**TASK BRIEF:**
Restate all the material verbatim, except for the pictures.

**RAW DATA:**
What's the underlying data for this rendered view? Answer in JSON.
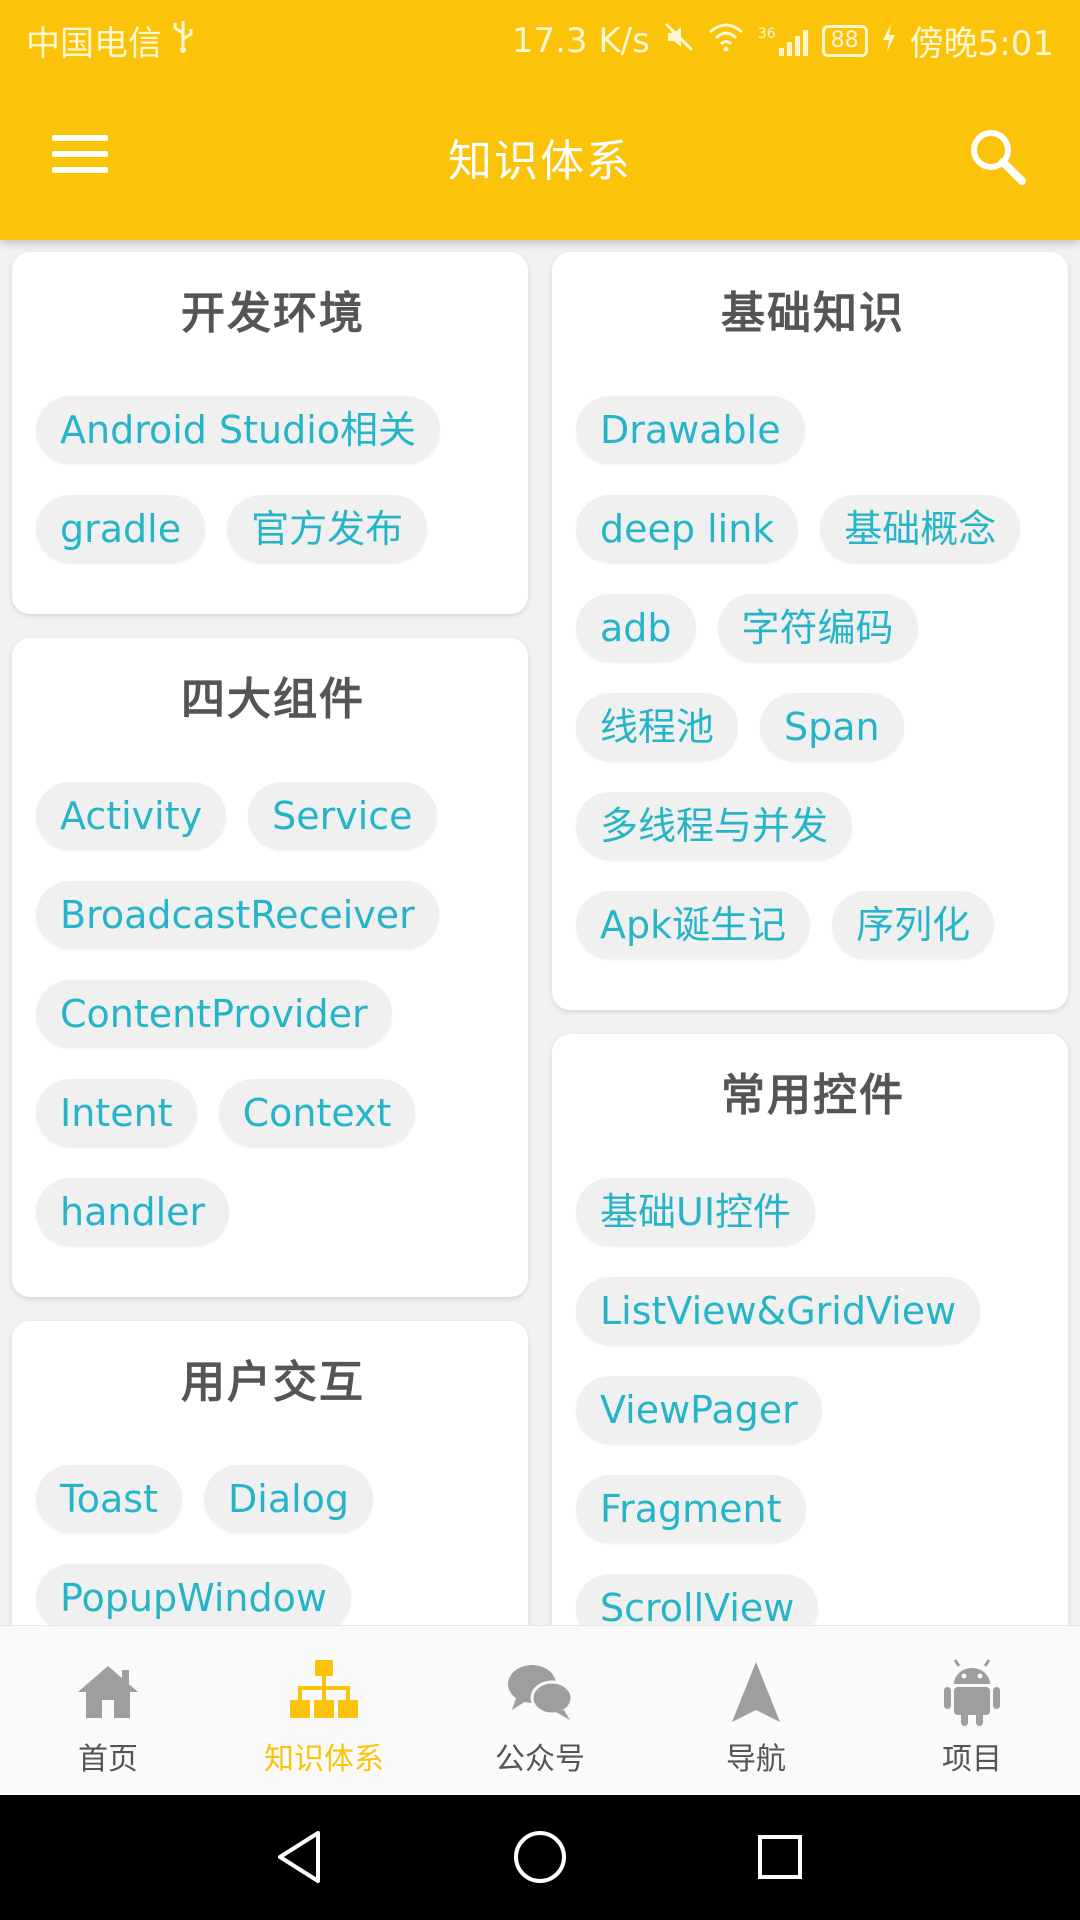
{
  "status_bar": {
    "carrier": "中国电信",
    "usb_icon": "usb-icon",
    "speed": "17.3 K/s",
    "network_label": "36",
    "battery": "88",
    "time": "傍晚5:01"
  },
  "toolbar": {
    "title": "知识体系",
    "menu_icon": "menu-icon",
    "search_icon": "search-icon"
  },
  "colors": {
    "accent": "#fbc40a",
    "tag_text": "#26b5c8",
    "tag_bg": "#f0f0f0",
    "title_text": "#555555"
  },
  "left_column": [
    {
      "title": "开发环境",
      "tags": [
        "Android Studio相关",
        "gradle",
        "官方发布"
      ]
    },
    {
      "title": "四大组件",
      "tags": [
        "Activity",
        "Service",
        "BroadcastReceiver",
        "ContentProvider",
        "Intent",
        "Context",
        "handler"
      ]
    },
    {
      "title": "用户交互",
      "tags": [
        "Toast",
        "Dialog",
        "PopupWindow"
      ]
    }
  ],
  "right_column": [
    {
      "title": "基础知识",
      "tags": [
        "Drawable",
        "deep link",
        "基础概念",
        "adb",
        "字符编码",
        "线程池",
        "Span",
        "多线程与并发",
        "Apk诞生记",
        "序列化"
      ]
    },
    {
      "title": "常用控件",
      "tags": [
        "基础UI控件",
        "ListView&GridView",
        "ViewPager",
        "Fragment",
        "ScrollView"
      ]
    }
  ],
  "bottom_nav": [
    {
      "label": "首页",
      "icon": "home-icon",
      "active": false
    },
    {
      "label": "知识体系",
      "icon": "hierarchy-icon",
      "active": true
    },
    {
      "label": "公众号",
      "icon": "chat-bubbles-icon",
      "active": false
    },
    {
      "label": "导航",
      "icon": "navigation-arrow-icon",
      "active": false
    },
    {
      "label": "项目",
      "icon": "android-icon",
      "active": false
    }
  ],
  "system_nav": [
    "back-icon",
    "home-circle-icon",
    "recents-icon"
  ]
}
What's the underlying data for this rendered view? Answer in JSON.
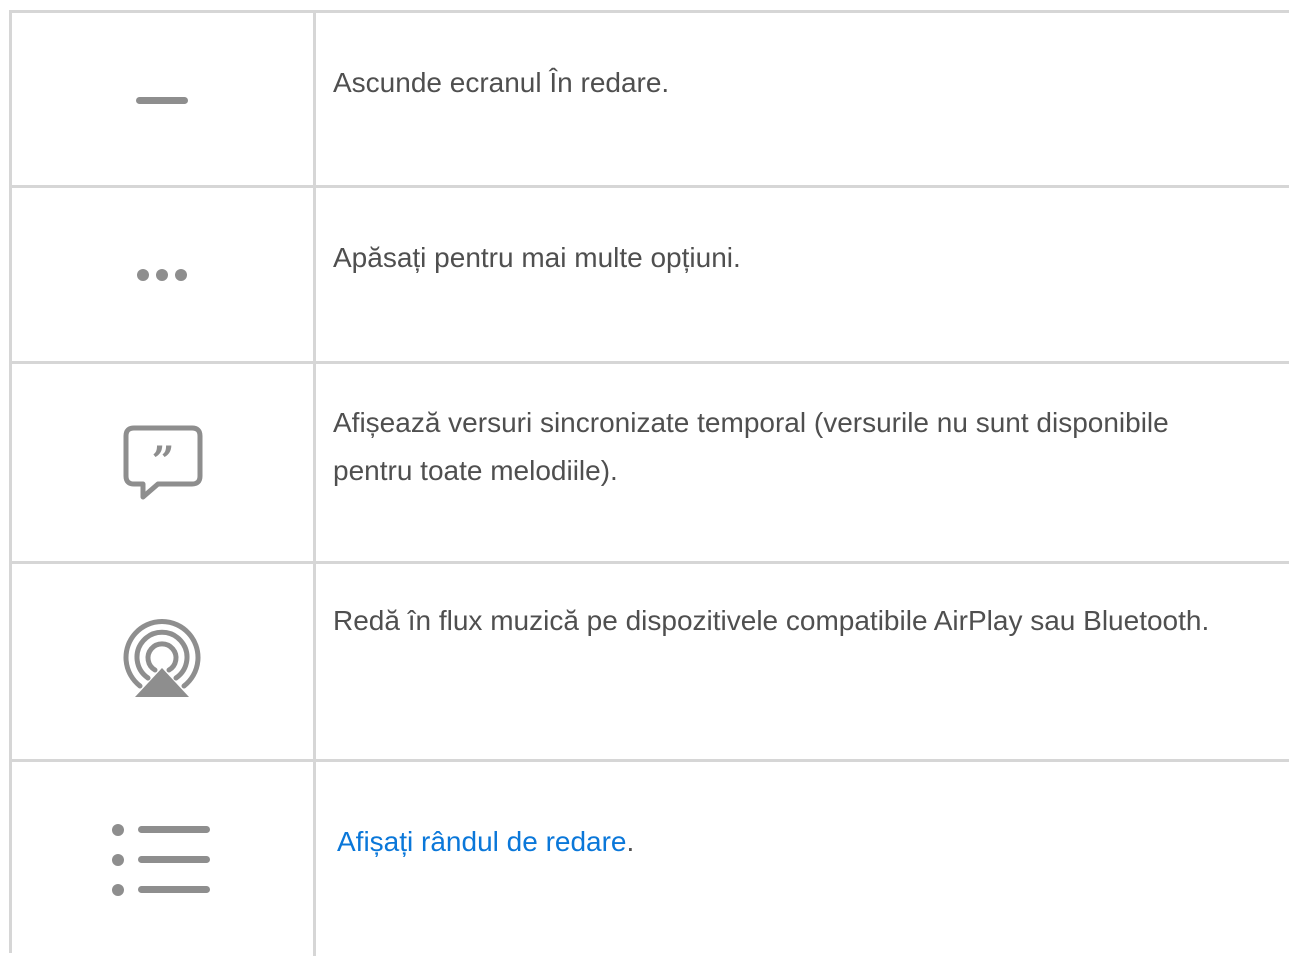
{
  "rows": [
    {
      "icon": "minimize-dash-icon",
      "text": "Ascunde ecranul În redare."
    },
    {
      "icon": "more-options-ellipsis-icon",
      "text": "Apăsați pentru mai multe opțiuni."
    },
    {
      "icon": "lyrics-quote-bubble-icon",
      "text": "Afișează versuri sincronizate temporal (versurile nu sunt disponibile pentru toate melodiile)."
    },
    {
      "icon": "airplay-audio-icon",
      "text": "Redă în flux muzică pe dispozitivele compatibile AirPlay sau Bluetooth."
    },
    {
      "icon": "playing-next-list-icon",
      "link_text": "Afișați rândul de redare",
      "suffix": "."
    }
  ],
  "colors": {
    "text": "#4f4f4f",
    "icon": "#8e8e8e",
    "border": "#d6d6d6",
    "link": "#0a77d9"
  }
}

**EXPECTED ANSWER:**
What's the underlying data for this rendered view? Answer in JSON.
{
  "status_bar": {
    "carrier": "中国电信",
    "usb_icon": "usb-icon",
    "speed": "17.3 K/s",
    "network_label": "36",
    "battery": "88",
    "time": "傍晚5:01"
  },
  "toolbar": {
    "title": "知识体系",
    "menu_icon": "menu-icon",
    "search_icon": "search-icon"
  },
  "colors": {
    "accent": "#fbc40a",
    "tag_text": "#26b5c8",
    "tag_bg": "#f0f0f0",
    "title_text": "#555555"
  },
  "left_column": [
    {
      "title": "开发环境",
      "tags": [
        "Android Studio相关",
        "gradle",
        "官方发布"
      ]
    },
    {
      "title": "四大组件",
      "tags": [
        "Activity",
        "Service",
        "BroadcastReceiver",
        "ContentProvider",
        "Intent",
        "Context",
        "handler"
      ]
    },
    {
      "title": "用户交互",
      "tags": [
        "Toast",
        "Dialog",
        "PopupWindow"
      ]
    }
  ],
  "right_column": [
    {
      "title": "基础知识",
      "tags": [
        "Drawable",
        "deep link",
        "基础概念",
        "adb",
        "字符编码",
        "线程池",
        "Span",
        "多线程与并发",
        "Apk诞生记",
        "序列化"
      ]
    },
    {
      "title": "常用控件",
      "tags": [
        "基础UI控件",
        "ListView&GridView",
        "ViewPager",
        "Fragment",
        "ScrollView"
      ]
    }
  ],
  "bottom_nav": [
    {
      "label": "首页",
      "icon": "home-icon",
      "active": false
    },
    {
      "label": "知识体系",
      "icon": "hierarchy-icon",
      "active": true
    },
    {
      "label": "公众号",
      "icon": "chat-bubbles-icon",
      "active": false
    },
    {
      "label": "导航",
      "icon": "navigation-arrow-icon",
      "active": false
    },
    {
      "label": "项目",
      "icon": "android-icon",
      "active": false
    }
  ],
  "system_nav": [
    "back-icon",
    "home-circle-icon",
    "recents-icon"
  ]
}
What's the underlying data for this rendered view? Answer in JSON.
{
  "rows": [
    {
      "icon": "minimize-dash-icon",
      "text": "Ascunde ecranul În redare."
    },
    {
      "icon": "more-options-ellipsis-icon",
      "text": "Apăsați pentru mai multe opțiuni."
    },
    {
      "icon": "lyrics-quote-bubble-icon",
      "text": "Afișează versuri sincronizate temporal (versurile nu sunt disponibile pentru toate melodiile)."
    },
    {
      "icon": "airplay-audio-icon",
      "text": "Redă în flux muzică pe dispozitivele compatibile AirPlay sau Bluetooth."
    },
    {
      "icon": "playing-next-list-icon",
      "link_text": "Afișați rândul de redare",
      "suffix": "."
    }
  ],
  "colors": {
    "text": "#4f4f4f",
    "icon": "#8e8e8e",
    "border": "#d6d6d6",
    "link": "#0a77d9"
  }
}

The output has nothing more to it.